══ Records provided ══
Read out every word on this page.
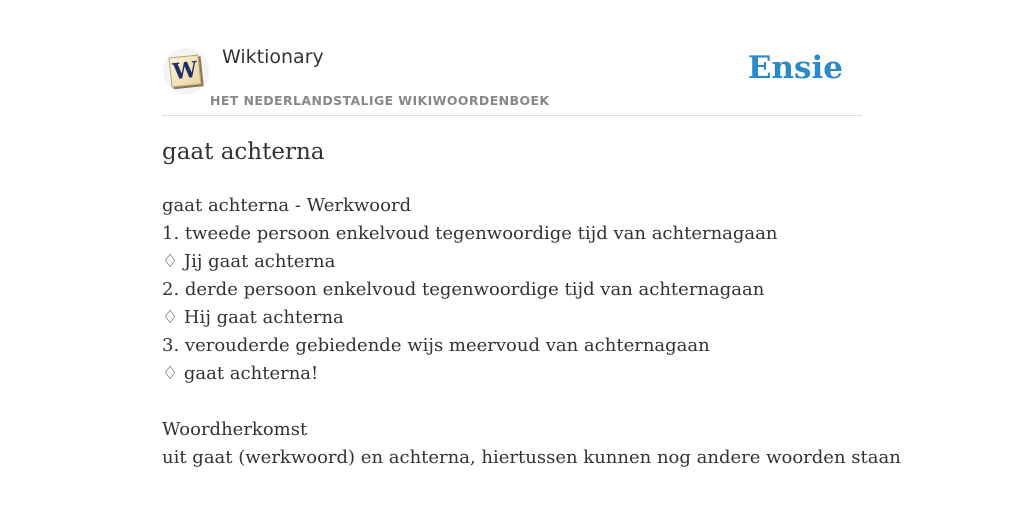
W Wiktionary
HET NEDERLANDSTALIGE WIKIWOORDENBOEK
Ensie
gaat achterna
gaat achterna - Werkwoord
1. tweede persoon enkelvoud tegenwoordige tijd van achternagaan
♢ Jij gaat achterna
2. derde persoon enkelvoud tegenwoordige tijd van achternagaan
♢ Hij gaat achterna
3. verouderde gebiedende wijs meervoud van achternagaan
♢ gaat achterna!
Woordherkomst
uit gaat (werkwoord) en achterna, hiertussen kunnen nog andere woorden staan
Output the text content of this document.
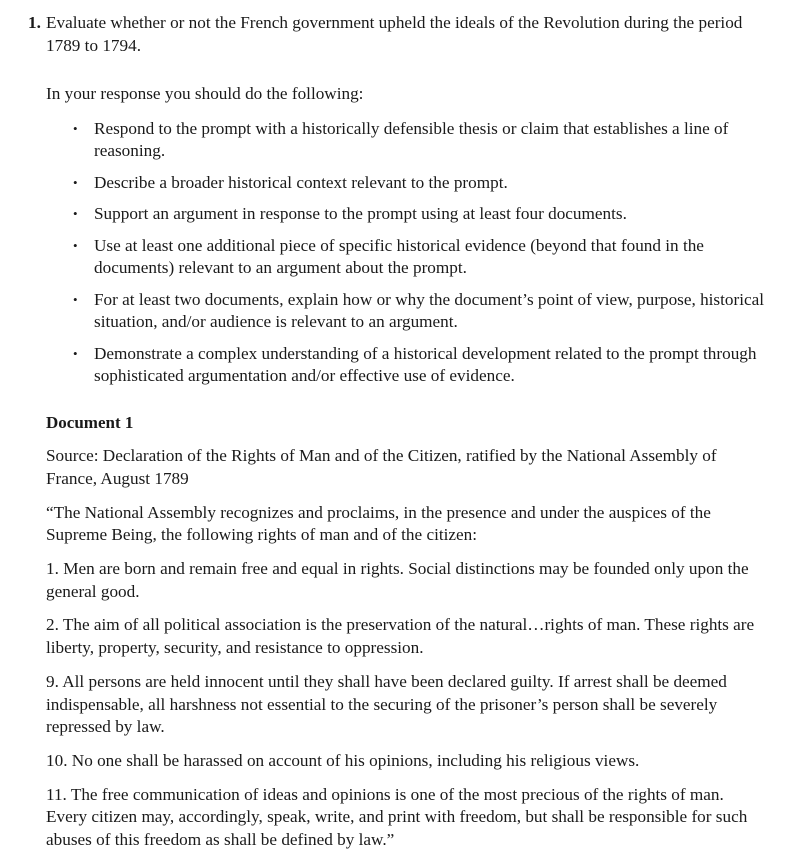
1. Evaluate whether or not the French government upheld the ideals of the Revolution during the period 1789 to 1794.

In your response you should do the following:

• Respond to the prompt with a historically defensible thesis or claim that establishes a line of reasoning.
• Describe a broader historical context relevant to the prompt.
• Support an argument in response to the prompt using at least four documents.
• Use at least one additional piece of specific historical evidence (beyond that found in the documents) relevant to an argument about the prompt.
• For at least two documents, explain how or why the document’s point of view, purpose, historical situation, and/or audience is relevant to an argument.
• Demonstrate a complex understanding of a historical development related to the prompt through sophisticated argumentation and/or effective use of evidence.
Document 1

Source: Declaration of the Rights of Man and of the Citizen, ratified by the National Assembly of France, August 1789

“The National Assembly recognizes and proclaims, in the presence and under the auspices of the Supreme Being, the following rights of man and of the citizen:

1. Men are born and remain free and equal in rights. Social distinctions may be founded only upon the general good.

2. The aim of all political association is the preservation of the natural…rights of man. These rights are liberty, property, security, and resistance to oppression.

9. All persons are held innocent until they shall have been declared guilty. If arrest shall be deemed indispensable, all harshness not essential to the securing of the prisoner’s person shall be severely repressed by law.

10. No one shall be harassed on account of his opinions, including his religious views.

11. The free communication of ideas and opinions is one of the most precious of the rights of man. Every citizen may, accordingly, speak, write, and print with freedom, but shall be responsible for such abuses of this freedom as shall be defined by law.”
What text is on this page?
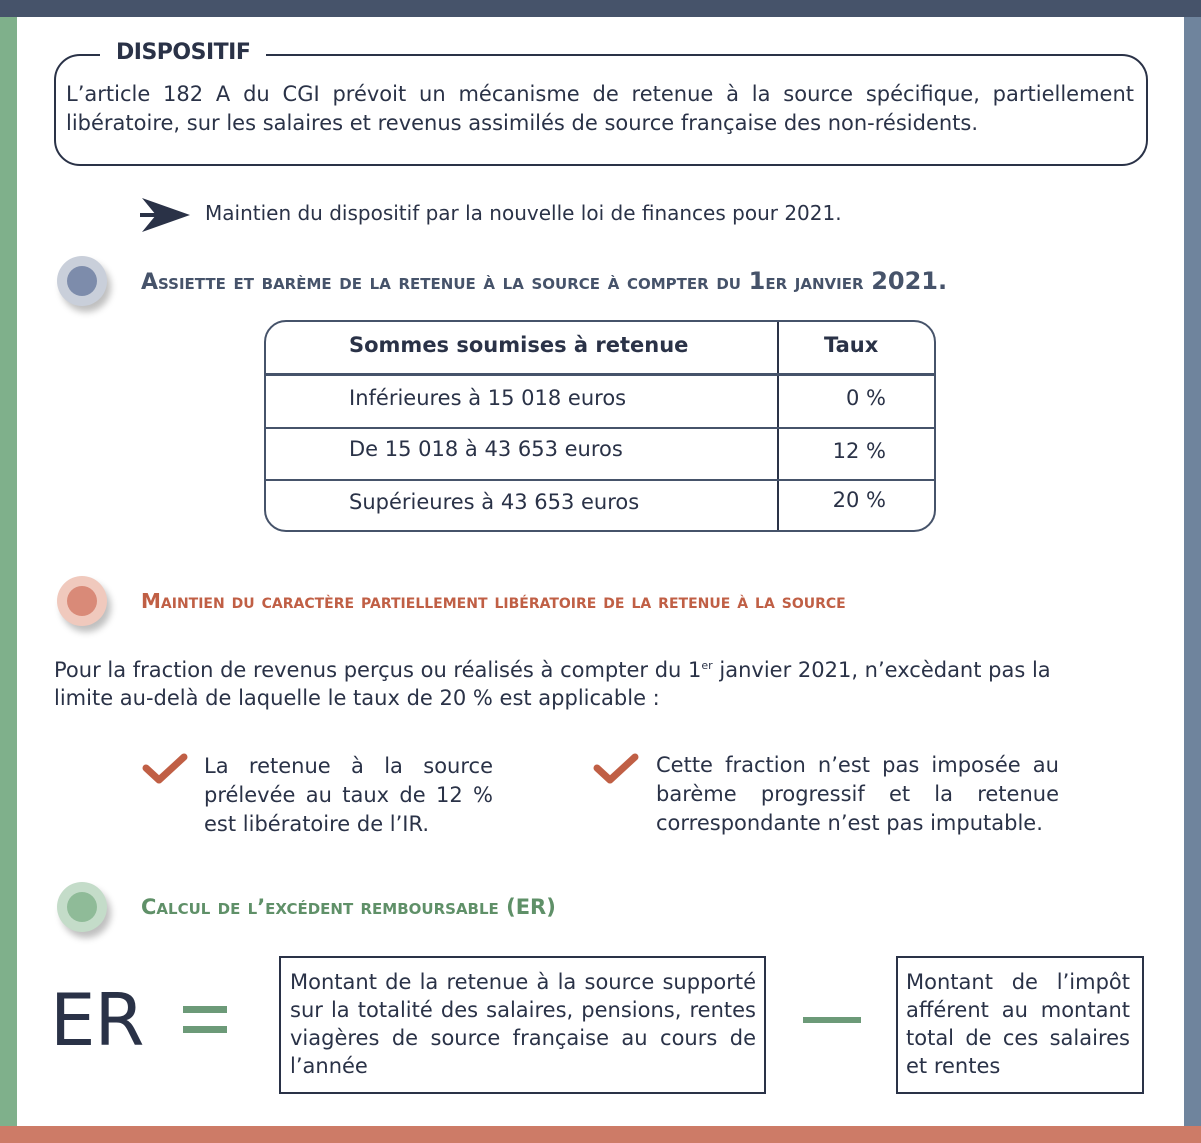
DISPOSITIF
L’article 182 A du CGI prévoit un mécanisme de retenue à la source spécifique, partiellement
libératoire, sur les salaires et revenus assimilés de source française des non-résidents.
Maintien du dispositif par la nouvelle loi de finances pour 2021.
Assiette et barème de la retenue à la source à compter du 1er janvier 2021.
Sommes soumises à retenue	Taux
Inférieures à 15 018 euros	0 %
De 15 018 à 43 653 euros	12 %
Supérieures à 43 653 euros	20 %
Maintien du caractère partiellement libératoire de la retenue à la source
Pour la fraction de revenus perçus ou réalisés à compter du 1er janvier 2021, n’excèdant pas la limite au-delà de laquelle le taux de 20 % est applicable :
La retenue à la source prélevée au taux de 12 % est libératoire de l’IR.
Cette fraction n’est pas imposée au barème progressif et la retenue correspondante n’est pas imputable.
Calcul de l’excédent remboursable (ER)
ER	Montant de la retenue à la source supporté sur la totalité des salaires, pensions, rentes viagères de source française au cours de l’année
Montant de l’impôt afférent au montant total de ces salaires et rentes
═══
* Your task: Print the entries above exactly, taking out only the pictures.

* Correct answer:
Read out every word on this page.
W Wiktionary
HET NEDERLANDSTALIGE WIKIWOORDENBOEK
Ensie
gaat achterna
gaat achterna - Werkwoord
1. tweede persoon enkelvoud tegenwoordige tijd van achternagaan
♢ Jij gaat achterna
2. derde persoon enkelvoud tegenwoordige tijd van achternagaan
♢ Hij gaat achterna
3. verouderde gebiedende wijs meervoud van achternagaan
♢ gaat achterna!
Woordherkomst
uit gaat (werkwoord) en achterna, hiertussen kunnen nog andere woorden staan
Output the text content of this document.
1. Evaluate whether or not the French government upheld the ideals of the Revolution during the period 1789 to 1794.

In your response you should do the following:

• Respond to the prompt with a historically defensible thesis or claim that establishes a line of reasoning.
• Describe a broader historical context relevant to the prompt.
• Support an argument in response to the prompt using at least four documents.
• Use at least one additional piece of specific historical evidence (beyond that found in the documents) relevant to an argument about the prompt.
• For at least two documents, explain how or why the document’s point of view, purpose, historical situation, and/or audience is relevant to an argument.
• Demonstrate a complex understanding of a historical development related to the prompt through sophisticated argumentation and/or effective use of evidence.
Document 1

Source: Declaration of the Rights of Man and of the Citizen, ratified by the National Assembly of France, August 1789

“The National Assembly recognizes and proclaims, in the presence and under the auspices of the Supreme Being, the following rights of man and of the citizen:

1. Men are born and remain free and equal in rights. Social distinctions may be founded only upon the general good.

2. The aim of all political association is the preservation of the natural…rights of man. These rights are liberty, property, security, and resistance to oppression.

9. All persons are held innocent until they shall have been declared guilty. If arrest shall be deemed indispensable, all harshness not essential to the securing of the prisoner’s person shall be severely repressed by law.

10. No one shall be harassed on account of his opinions, including his religious views.

11. The free communication of ideas and opinions is one of the most precious of the rights of man. Every citizen may, accordingly, speak, write, and print with freedom, but shall be responsible for such abuses of this freedom as shall be defined by law.”
What text is on this page?
DISPOSITIF
L’article 182 A du CGI prévoit un mécanisme de retenue à la source spécifique, partiellement
libératoire, sur les salaires et revenus assimilés de source française des non-résidents.
Maintien du dispositif par la nouvelle loi de finances pour 2021.
Assiette et barème de la retenue à la source à compter du 1er janvier 2021.
Sommes soumises à retenue	Taux
Inférieures à 15 018 euros	0 %
De 15 018 à 43 653 euros	12 %
Supérieures à 43 653 euros	20 %
Maintien du caractère partiellement libératoire de la retenue à la source
Pour la fraction de revenus perçus ou réalisés à compter du 1er janvier 2021, n’excèdant pas la limite au-delà de laquelle le taux de 20 % est applicable :
La retenue à la source prélevée au taux de 12 % est libératoire de l’IR.
Cette fraction n’est pas imposée au barème progressif et la retenue correspondante n’est pas imputable.
Calcul de l’excédent remboursable (ER)
ER	Montant de la retenue à la source supporté sur la totalité des salaires, pensions, rentes viagères de source française au cours de l’année
Montant de l’impôt afférent au montant total de ces salaires et rentes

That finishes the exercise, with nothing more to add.